Directions for this task: Where a line below includes the word "JSON", copy that line.

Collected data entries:

- Opening Delimiter -

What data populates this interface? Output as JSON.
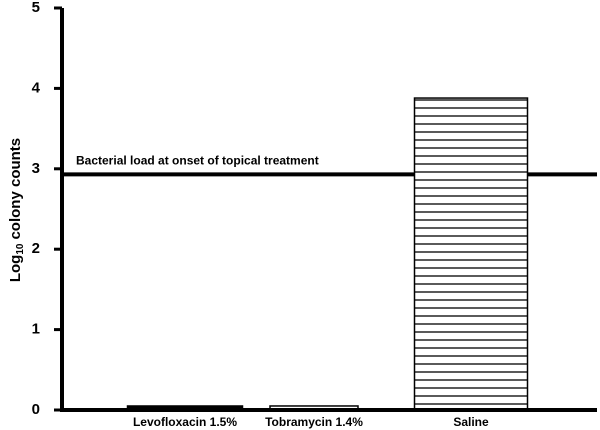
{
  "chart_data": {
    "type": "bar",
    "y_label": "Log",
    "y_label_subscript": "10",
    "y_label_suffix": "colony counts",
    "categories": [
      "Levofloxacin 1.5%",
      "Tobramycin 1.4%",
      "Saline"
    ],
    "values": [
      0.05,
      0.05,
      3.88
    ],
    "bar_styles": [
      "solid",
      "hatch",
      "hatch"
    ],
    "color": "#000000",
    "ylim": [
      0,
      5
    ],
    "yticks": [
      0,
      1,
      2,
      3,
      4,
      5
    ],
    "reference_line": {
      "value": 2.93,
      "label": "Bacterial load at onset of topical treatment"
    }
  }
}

- Closing Delimiter -
- Opening Delimiter -

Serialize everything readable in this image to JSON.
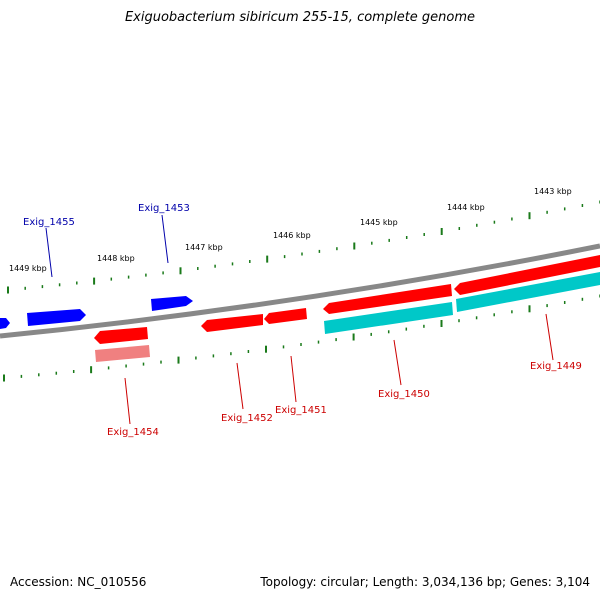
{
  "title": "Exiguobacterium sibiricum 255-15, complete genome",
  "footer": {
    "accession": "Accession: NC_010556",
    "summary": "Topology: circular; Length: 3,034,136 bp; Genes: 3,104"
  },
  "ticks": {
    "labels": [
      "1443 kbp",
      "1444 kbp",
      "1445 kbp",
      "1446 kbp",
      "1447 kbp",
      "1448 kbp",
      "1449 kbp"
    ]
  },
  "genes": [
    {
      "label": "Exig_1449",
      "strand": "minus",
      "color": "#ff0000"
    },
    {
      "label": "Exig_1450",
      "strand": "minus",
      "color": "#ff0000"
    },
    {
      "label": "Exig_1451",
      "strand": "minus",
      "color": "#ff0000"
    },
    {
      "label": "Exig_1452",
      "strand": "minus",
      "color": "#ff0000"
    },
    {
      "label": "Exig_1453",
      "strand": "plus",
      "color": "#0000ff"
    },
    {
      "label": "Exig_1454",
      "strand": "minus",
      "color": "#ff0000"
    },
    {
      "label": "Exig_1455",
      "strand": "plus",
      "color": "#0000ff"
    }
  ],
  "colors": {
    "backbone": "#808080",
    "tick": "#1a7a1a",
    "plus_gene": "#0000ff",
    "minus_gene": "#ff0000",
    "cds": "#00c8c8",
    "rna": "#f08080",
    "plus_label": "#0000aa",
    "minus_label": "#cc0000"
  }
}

- Closing Delimiter -

Answer to the problem:
What data populates this interface? Output as JSON.
Serialize everything readable in this image to JSON.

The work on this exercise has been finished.